#### WORK TO DO:
Reproduce all the entries exactly and keep the pictures out.

#### SUPPLIED DATA:

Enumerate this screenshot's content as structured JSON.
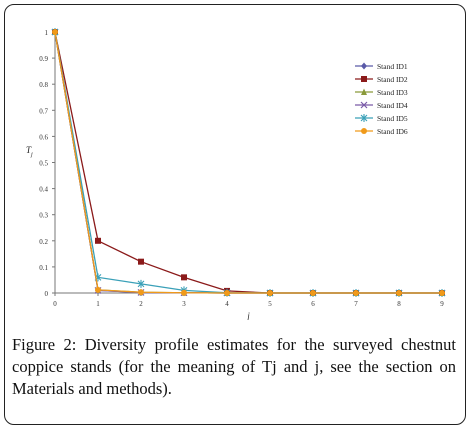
{
  "caption": "Figure 2: Diversity profile estimates for the surveyed chestnut coppice stands (for the meaning of Tj and j, see the section on Materials and methods).",
  "chart_data": {
    "type": "line",
    "xlabel": "j",
    "ylabel": "Tj",
    "x": [
      0,
      1,
      2,
      3,
      4,
      5,
      6,
      7,
      8,
      9
    ],
    "ylim": [
      0,
      1
    ],
    "xlim": [
      0,
      9
    ],
    "y_ticks": [
      "0",
      "0.1",
      "0.2",
      "0.3",
      "0.4",
      "0.5",
      "0.6",
      "0.7",
      "0.8",
      "0.9",
      "1"
    ],
    "x_ticks": [
      "0",
      "1",
      "2",
      "3",
      "4",
      "5",
      "6",
      "7",
      "8",
      "9"
    ],
    "legend_position": "top-right",
    "grid": false,
    "series": [
      {
        "name": "Stand ID1",
        "color": "#5a5aa8",
        "marker": "diamond",
        "values": [
          1,
          0.01,
          0.002,
          0.001,
          0,
          0,
          0,
          0,
          0,
          0
        ]
      },
      {
        "name": "Stand ID2",
        "color": "#8b1a1a",
        "marker": "square",
        "values": [
          1,
          0.2,
          0.12,
          0.06,
          0.008,
          0,
          0,
          0,
          0,
          0
        ]
      },
      {
        "name": "Stand ID3",
        "color": "#8a9a3a",
        "marker": "triangle",
        "values": [
          1,
          0.012,
          0.003,
          0.001,
          0,
          0,
          0,
          0,
          0,
          0
        ]
      },
      {
        "name": "Stand ID4",
        "color": "#7a5aa8",
        "marker": "x",
        "values": [
          1,
          0.01,
          0.002,
          0.001,
          0,
          0,
          0,
          0,
          0,
          0
        ]
      },
      {
        "name": "Stand ID5",
        "color": "#3aa0b8",
        "marker": "star",
        "values": [
          1,
          0.06,
          0.035,
          0.01,
          0.001,
          0,
          0,
          0,
          0,
          0
        ]
      },
      {
        "name": "Stand ID6",
        "color": "#f09a1a",
        "marker": "circle",
        "values": [
          1,
          0.012,
          0.003,
          0.001,
          0,
          0,
          0,
          0,
          0,
          0
        ]
      }
    ]
  }
}
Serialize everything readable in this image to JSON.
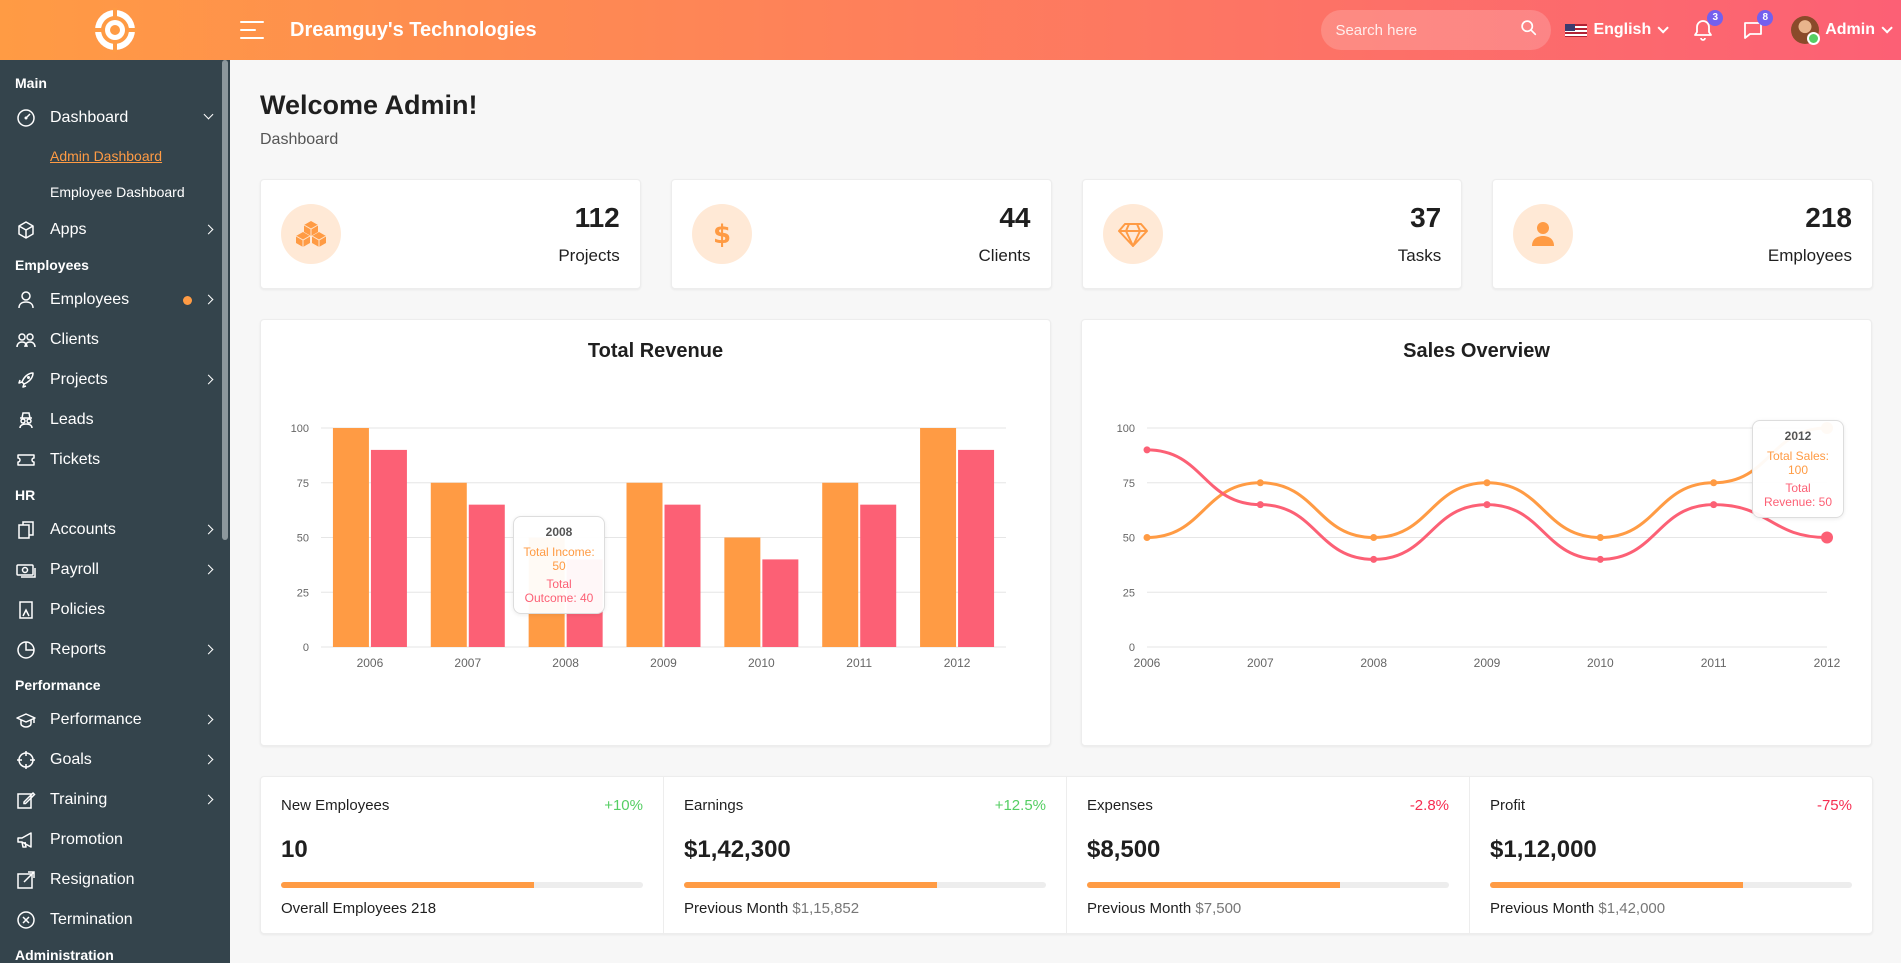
{
  "header": {
    "company": "Dreamguy's Technologies",
    "search_placeholder": "Search here",
    "language": "English",
    "notifications_count": "3",
    "messages_count": "8",
    "user_name": "Admin"
  },
  "sidebar": {
    "sections": [
      {
        "title": "Main"
      },
      {
        "title": "Employees"
      },
      {
        "title": "HR"
      },
      {
        "title": "Performance"
      },
      {
        "title": "Administration"
      }
    ],
    "dashboard": {
      "label": "Dashboard",
      "sub": [
        "Admin Dashboard",
        "Employee Dashboard"
      ]
    },
    "items": {
      "apps": "Apps",
      "employees": "Employees",
      "clients": "Clients",
      "projects": "Projects",
      "leads": "Leads",
      "tickets": "Tickets",
      "accounts": "Accounts",
      "payroll": "Payroll",
      "policies": "Policies",
      "reports": "Reports",
      "performance": "Performance",
      "goals": "Goals",
      "training": "Training",
      "promotion": "Promotion",
      "resignation": "Resignation",
      "termination": "Termination"
    }
  },
  "page": {
    "title": "Welcome Admin!",
    "breadcrumb": "Dashboard"
  },
  "stats": [
    {
      "value": "112",
      "label": "Projects",
      "icon": "cubes-icon"
    },
    {
      "value": "44",
      "label": "Clients",
      "icon": "dollar-icon"
    },
    {
      "value": "37",
      "label": "Tasks",
      "icon": "diamond-icon"
    },
    {
      "value": "218",
      "label": "Employees",
      "icon": "user-icon"
    }
  ],
  "colors": {
    "accent": "#ff9b44",
    "secondary": "#fc6075",
    "positive": "#55ce63",
    "negative": "#f62d51"
  },
  "chart_data": [
    {
      "type": "bar",
      "title": "Total Revenue",
      "categories": [
        "2006",
        "2007",
        "2008",
        "2009",
        "2010",
        "2011",
        "2012"
      ],
      "series": [
        {
          "name": "Total Income",
          "values": [
            100,
            75,
            50,
            75,
            50,
            75,
            100
          ]
        },
        {
          "name": "Total Outcome",
          "values": [
            90,
            65,
            40,
            65,
            40,
            65,
            90
          ]
        }
      ],
      "ylim": [
        0,
        100
      ],
      "yticks": [
        0,
        25,
        50,
        75,
        100
      ],
      "grid": true,
      "tooltip": {
        "title": "2008",
        "lines": [
          "Total Income: 50",
          "Total Outcome: 40"
        ]
      }
    },
    {
      "type": "line",
      "title": "Sales Overview",
      "categories": [
        "2006",
        "2007",
        "2008",
        "2009",
        "2010",
        "2011",
        "2012"
      ],
      "series": [
        {
          "name": "Total Sales",
          "values": [
            50,
            75,
            50,
            75,
            50,
            75,
            100
          ]
        },
        {
          "name": "Total Revenue",
          "values": [
            90,
            65,
            40,
            65,
            40,
            65,
            50
          ]
        }
      ],
      "ylim": [
        0,
        100
      ],
      "yticks": [
        0,
        25,
        50,
        75,
        100
      ],
      "grid": true,
      "tooltip": {
        "title": "2012",
        "lines": [
          "Total Sales: 100",
          "Total Revenue: 50"
        ]
      }
    }
  ],
  "summary": [
    {
      "label": "New Employees",
      "change": "+10%",
      "trend": "pos",
      "value": "10",
      "progress": 0.7,
      "foot_label": "Overall Employees 218",
      "foot_value": ""
    },
    {
      "label": "Earnings",
      "change": "+12.5%",
      "trend": "pos",
      "value": "$1,42,300",
      "progress": 0.7,
      "foot_label": "Previous Month",
      "foot_value": "$1,15,852"
    },
    {
      "label": "Expenses",
      "change": "-2.8%",
      "trend": "neg",
      "value": "$8,500",
      "progress": 0.7,
      "foot_label": "Previous Month",
      "foot_value": "$7,500"
    },
    {
      "label": "Profit",
      "change": "-75%",
      "trend": "neg",
      "value": "$1,12,000",
      "progress": 0.7,
      "foot_label": "Previous Month",
      "foot_value": "$1,42,000"
    }
  ]
}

#### EXERCISE OUTPUT:
Enumerate this screenshot's content as structured JSON.
{
  "caption": "Figure 2: Diversity profile estimates for the surveyed chestnut coppice stands (for the meaning of Tj and j, see the section on Materials and methods).",
  "chart_data": {
    "type": "line",
    "xlabel": "j",
    "ylabel": "Tj",
    "x": [
      0,
      1,
      2,
      3,
      4,
      5,
      6,
      7,
      8,
      9
    ],
    "ylim": [
      0,
      1
    ],
    "xlim": [
      0,
      9
    ],
    "y_ticks": [
      "0",
      "0.1",
      "0.2",
      "0.3",
      "0.4",
      "0.5",
      "0.6",
      "0.7",
      "0.8",
      "0.9",
      "1"
    ],
    "x_ticks": [
      "0",
      "1",
      "2",
      "3",
      "4",
      "5",
      "6",
      "7",
      "8",
      "9"
    ],
    "legend_position": "top-right",
    "grid": false,
    "series": [
      {
        "name": "Stand ID1",
        "color": "#5a5aa8",
        "marker": "diamond",
        "values": [
          1,
          0.01,
          0.002,
          0.001,
          0,
          0,
          0,
          0,
          0,
          0
        ]
      },
      {
        "name": "Stand ID2",
        "color": "#8b1a1a",
        "marker": "square",
        "values": [
          1,
          0.2,
          0.12,
          0.06,
          0.008,
          0,
          0,
          0,
          0,
          0
        ]
      },
      {
        "name": "Stand ID3",
        "color": "#8a9a3a",
        "marker": "triangle",
        "values": [
          1,
          0.012,
          0.003,
          0.001,
          0,
          0,
          0,
          0,
          0,
          0
        ]
      },
      {
        "name": "Stand ID4",
        "color": "#7a5aa8",
        "marker": "x",
        "values": [
          1,
          0.01,
          0.002,
          0.001,
          0,
          0,
          0,
          0,
          0,
          0
        ]
      },
      {
        "name": "Stand ID5",
        "color": "#3aa0b8",
        "marker": "star",
        "values": [
          1,
          0.06,
          0.035,
          0.01,
          0.001,
          0,
          0,
          0,
          0,
          0
        ]
      },
      {
        "name": "Stand ID6",
        "color": "#f09a1a",
        "marker": "circle",
        "values": [
          1,
          0.012,
          0.003,
          0.001,
          0,
          0,
          0,
          0,
          0,
          0
        ]
      }
    ]
  }
}
Serialize everything readable in this image to JSON.
{
  "header": {
    "company": "Dreamguy's Technologies",
    "search_placeholder": "Search here",
    "language": "English",
    "notifications_count": "3",
    "messages_count": "8",
    "user_name": "Admin"
  },
  "sidebar": {
    "sections": [
      {
        "title": "Main"
      },
      {
        "title": "Employees"
      },
      {
        "title": "HR"
      },
      {
        "title": "Performance"
      },
      {
        "title": "Administration"
      }
    ],
    "dashboard": {
      "label": "Dashboard",
      "sub": [
        "Admin Dashboard",
        "Employee Dashboard"
      ]
    },
    "items": {
      "apps": "Apps",
      "employees": "Employees",
      "clients": "Clients",
      "projects": "Projects",
      "leads": "Leads",
      "tickets": "Tickets",
      "accounts": "Accounts",
      "payroll": "Payroll",
      "policies": "Policies",
      "reports": "Reports",
      "performance": "Performance",
      "goals": "Goals",
      "training": "Training",
      "promotion": "Promotion",
      "resignation": "Resignation",
      "termination": "Termination"
    }
  },
  "page": {
    "title": "Welcome Admin!",
    "breadcrumb": "Dashboard"
  },
  "stats": [
    {
      "value": "112",
      "label": "Projects",
      "icon": "cubes-icon"
    },
    {
      "value": "44",
      "label": "Clients",
      "icon": "dollar-icon"
    },
    {
      "value": "37",
      "label": "Tasks",
      "icon": "diamond-icon"
    },
    {
      "value": "218",
      "label": "Employees",
      "icon": "user-icon"
    }
  ],
  "colors": {
    "accent": "#ff9b44",
    "secondary": "#fc6075",
    "positive": "#55ce63",
    "negative": "#f62d51"
  },
  "chart_data": [
    {
      "type": "bar",
      "title": "Total Revenue",
      "categories": [
        "2006",
        "2007",
        "2008",
        "2009",
        "2010",
        "2011",
        "2012"
      ],
      "series": [
        {
          "name": "Total Income",
          "values": [
            100,
            75,
            50,
            75,
            50,
            75,
            100
          ]
        },
        {
          "name": "Total Outcome",
          "values": [
            90,
            65,
            40,
            65,
            40,
            65,
            90
          ]
        }
      ],
      "ylim": [
        0,
        100
      ],
      "yticks": [
        0,
        25,
        50,
        75,
        100
      ],
      "grid": true,
      "tooltip": {
        "title": "2008",
        "lines": [
          "Total Income: 50",
          "Total Outcome: 40"
        ]
      }
    },
    {
      "type": "line",
      "title": "Sales Overview",
      "categories": [
        "2006",
        "2007",
        "2008",
        "2009",
        "2010",
        "2011",
        "2012"
      ],
      "series": [
        {
          "name": "Total Sales",
          "values": [
            50,
            75,
            50,
            75,
            50,
            75,
            100
          ]
        },
        {
          "name": "Total Revenue",
          "values": [
            90,
            65,
            40,
            65,
            40,
            65,
            50
          ]
        }
      ],
      "ylim": [
        0,
        100
      ],
      "yticks": [
        0,
        25,
        50,
        75,
        100
      ],
      "grid": true,
      "tooltip": {
        "title": "2012",
        "lines": [
          "Total Sales: 100",
          "Total Revenue: 50"
        ]
      }
    }
  ],
  "summary": [
    {
      "label": "New Employees",
      "change": "+10%",
      "trend": "pos",
      "value": "10",
      "progress": 0.7,
      "foot_label": "Overall Employees 218",
      "foot_value": ""
    },
    {
      "label": "Earnings",
      "change": "+12.5%",
      "trend": "pos",
      "value": "$1,42,300",
      "progress": 0.7,
      "foot_label": "Previous Month",
      "foot_value": "$1,15,852"
    },
    {
      "label": "Expenses",
      "change": "-2.8%",
      "trend": "neg",
      "value": "$8,500",
      "progress": 0.7,
      "foot_label": "Previous Month",
      "foot_value": "$7,500"
    },
    {
      "label": "Profit",
      "change": "-75%",
      "trend": "neg",
      "value": "$1,12,000",
      "progress": 0.7,
      "foot_label": "Previous Month",
      "foot_value": "$1,42,000"
    }
  ]
}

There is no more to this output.